[start Given records]
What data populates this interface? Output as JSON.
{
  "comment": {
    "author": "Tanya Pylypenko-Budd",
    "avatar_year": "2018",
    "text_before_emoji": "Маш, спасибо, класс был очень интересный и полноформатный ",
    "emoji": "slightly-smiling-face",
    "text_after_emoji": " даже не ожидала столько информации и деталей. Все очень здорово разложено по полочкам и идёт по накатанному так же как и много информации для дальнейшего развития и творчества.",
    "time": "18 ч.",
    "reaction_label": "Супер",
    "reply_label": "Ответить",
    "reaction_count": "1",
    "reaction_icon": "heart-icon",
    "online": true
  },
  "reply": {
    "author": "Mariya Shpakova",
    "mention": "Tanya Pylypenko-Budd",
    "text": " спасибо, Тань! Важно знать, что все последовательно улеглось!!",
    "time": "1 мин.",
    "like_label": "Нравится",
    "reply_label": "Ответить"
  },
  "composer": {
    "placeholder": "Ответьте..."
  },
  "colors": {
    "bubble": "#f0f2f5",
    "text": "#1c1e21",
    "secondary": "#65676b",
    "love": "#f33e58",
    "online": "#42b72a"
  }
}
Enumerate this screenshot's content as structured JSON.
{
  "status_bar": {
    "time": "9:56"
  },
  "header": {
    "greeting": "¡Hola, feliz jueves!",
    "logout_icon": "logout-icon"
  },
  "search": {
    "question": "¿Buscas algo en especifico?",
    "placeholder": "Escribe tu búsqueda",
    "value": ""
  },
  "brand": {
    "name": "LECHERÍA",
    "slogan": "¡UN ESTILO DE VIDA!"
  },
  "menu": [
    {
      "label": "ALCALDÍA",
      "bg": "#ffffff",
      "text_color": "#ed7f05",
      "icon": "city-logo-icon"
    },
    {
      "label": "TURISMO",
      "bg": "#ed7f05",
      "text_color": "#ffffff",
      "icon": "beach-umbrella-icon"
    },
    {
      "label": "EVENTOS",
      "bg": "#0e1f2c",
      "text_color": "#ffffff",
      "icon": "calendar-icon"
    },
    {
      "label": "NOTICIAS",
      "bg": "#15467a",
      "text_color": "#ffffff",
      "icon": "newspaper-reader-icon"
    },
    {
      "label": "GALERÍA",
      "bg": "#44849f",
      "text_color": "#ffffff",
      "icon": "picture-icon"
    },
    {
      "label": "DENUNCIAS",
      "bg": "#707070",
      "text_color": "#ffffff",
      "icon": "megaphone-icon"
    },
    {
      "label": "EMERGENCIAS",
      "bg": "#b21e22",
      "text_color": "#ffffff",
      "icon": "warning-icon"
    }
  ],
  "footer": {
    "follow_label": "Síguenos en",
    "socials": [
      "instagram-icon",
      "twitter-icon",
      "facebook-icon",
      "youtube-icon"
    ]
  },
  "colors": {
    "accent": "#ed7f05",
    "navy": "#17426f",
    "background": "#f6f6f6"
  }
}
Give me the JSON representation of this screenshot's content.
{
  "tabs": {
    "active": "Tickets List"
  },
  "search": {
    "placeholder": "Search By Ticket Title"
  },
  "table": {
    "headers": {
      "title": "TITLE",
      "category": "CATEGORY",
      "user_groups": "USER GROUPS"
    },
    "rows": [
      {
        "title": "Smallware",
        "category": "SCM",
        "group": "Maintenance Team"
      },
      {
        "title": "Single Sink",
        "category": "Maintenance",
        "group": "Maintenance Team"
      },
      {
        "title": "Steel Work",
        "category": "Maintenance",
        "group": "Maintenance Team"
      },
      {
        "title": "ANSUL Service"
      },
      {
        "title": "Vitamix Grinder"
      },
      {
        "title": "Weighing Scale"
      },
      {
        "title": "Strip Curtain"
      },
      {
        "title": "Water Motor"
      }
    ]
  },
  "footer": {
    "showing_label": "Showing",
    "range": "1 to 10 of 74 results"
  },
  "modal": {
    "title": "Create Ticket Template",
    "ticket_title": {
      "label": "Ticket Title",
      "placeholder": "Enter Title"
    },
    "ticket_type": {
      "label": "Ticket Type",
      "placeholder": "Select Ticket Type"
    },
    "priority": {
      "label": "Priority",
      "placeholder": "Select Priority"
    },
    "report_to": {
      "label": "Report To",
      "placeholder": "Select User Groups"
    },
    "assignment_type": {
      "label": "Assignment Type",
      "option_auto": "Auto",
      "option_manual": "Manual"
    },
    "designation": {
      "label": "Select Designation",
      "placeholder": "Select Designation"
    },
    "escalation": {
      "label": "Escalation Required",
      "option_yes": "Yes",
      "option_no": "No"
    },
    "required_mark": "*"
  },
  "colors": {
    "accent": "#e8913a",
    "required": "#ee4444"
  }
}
[end Given records]
▸ Exercise task: Make an exact copy of all the data.

▸ Written solution:
What data populates this interface? Output as JSON.
{
  "comment": {
    "author": "Tanya Pylypenko-Budd",
    "avatar_year": "2018",
    "text_before_emoji": "Маш, спасибо, класс был очень интересный и полноформатный ",
    "emoji": "slightly-smiling-face",
    "text_after_emoji": " даже не ожидала столько информации и деталей. Все очень здорово разложено по полочкам и идёт по накатанному так же как и много информации для дальнейшего развития и творчества.",
    "time": "18 ч.",
    "reaction_label": "Супер",
    "reply_label": "Ответить",
    "reaction_count": "1",
    "reaction_icon": "heart-icon",
    "online": true
  },
  "reply": {
    "author": "Mariya Shpakova",
    "mention": "Tanya Pylypenko-Budd",
    "text": " спасибо, Тань! Важно знать, что все последовательно улеглось!!",
    "time": "1 мин.",
    "like_label": "Нравится",
    "reply_label": "Ответить"
  },
  "composer": {
    "placeholder": "Ответьте..."
  },
  "colors": {
    "bubble": "#f0f2f5",
    "text": "#1c1e21",
    "secondary": "#65676b",
    "love": "#f33e58",
    "online": "#42b72a"
  }
}
Enumerate this screenshot's content as structured JSON.
{
  "status_bar": {
    "time": "9:56"
  },
  "header": {
    "greeting": "¡Hola, feliz jueves!",
    "logout_icon": "logout-icon"
  },
  "search": {
    "question": "¿Buscas algo en especifico?",
    "placeholder": "Escribe tu búsqueda",
    "value": ""
  },
  "brand": {
    "name": "LECHERÍA",
    "slogan": "¡UN ESTILO DE VIDA!"
  },
  "menu": [
    {
      "label": "ALCALDÍA",
      "bg": "#ffffff",
      "text_color": "#ed7f05",
      "icon": "city-logo-icon"
    },
    {
      "label": "TURISMO",
      "bg": "#ed7f05",
      "text_color": "#ffffff",
      "icon": "beach-umbrella-icon"
    },
    {
      "label": "EVENTOS",
      "bg": "#0e1f2c",
      "text_color": "#ffffff",
      "icon": "calendar-icon"
    },
    {
      "label": "NOTICIAS",
      "bg": "#15467a",
      "text_color": "#ffffff",
      "icon": "newspaper-reader-icon"
    },
    {
      "label": "GALERÍA",
      "bg": "#44849f",
      "text_color": "#ffffff",
      "icon": "picture-icon"
    },
    {
      "label": "DENUNCIAS",
      "bg": "#707070",
      "text_color": "#ffffff",
      "icon": "megaphone-icon"
    },
    {
      "label": "EMERGENCIAS",
      "bg": "#b21e22",
      "text_color": "#ffffff",
      "icon": "warning-icon"
    }
  ],
  "footer": {
    "follow_label": "Síguenos en",
    "socials": [
      "instagram-icon",
      "twitter-icon",
      "facebook-icon",
      "youtube-icon"
    ]
  },
  "colors": {
    "accent": "#ed7f05",
    "navy": "#17426f",
    "background": "#f6f6f6"
  }
}
Give me the JSON representation of this screenshot's content.
{
  "tabs": {
    "active": "Tickets List"
  },
  "search": {
    "placeholder": "Search By Ticket Title"
  },
  "table": {
    "headers": {
      "title": "TITLE",
      "category": "CATEGORY",
      "user_groups": "USER GROUPS"
    },
    "rows": [
      {
        "title": "Smallware",
        "category": "SCM",
        "group": "Maintenance Team"
      },
      {
        "title": "Single Sink",
        "category": "Maintenance",
        "group": "Maintenance Team"
      },
      {
        "title": "Steel Work",
        "category": "Maintenance",
        "group": "Maintenance Team"
      },
      {
        "title": "ANSUL Service"
      },
      {
        "title": "Vitamix Grinder"
      },
      {
        "title": "Weighing Scale"
      },
      {
        "title": "Strip Curtain"
      },
      {
        "title": "Water Motor"
      }
    ]
  },
  "footer": {
    "showing_label": "Showing",
    "range": "1 to 10 of 74 results"
  },
  "modal": {
    "title": "Create Ticket Template",
    "ticket_title": {
      "label": "Ticket Title",
      "placeholder": "Enter Title"
    },
    "ticket_type": {
      "label": "Ticket Type",
      "placeholder": "Select Ticket Type"
    },
    "priority": {
      "label": "Priority",
      "placeholder": "Select Priority"
    },
    "report_to": {
      "label": "Report To",
      "placeholder": "Select User Groups"
    },
    "assignment_type": {
      "label": "Assignment Type",
      "option_auto": "Auto",
      "option_manual": "Manual"
    },
    "designation": {
      "label": "Select Designation",
      "placeholder": "Select Designation"
    },
    "escalation": {
      "label": "Escalation Required",
      "option_yes": "Yes",
      "option_no": "No"
    },
    "required_mark": "*"
  },
  "colors": {
    "accent": "#e8913a",
    "required": "#ee4444"
  }
}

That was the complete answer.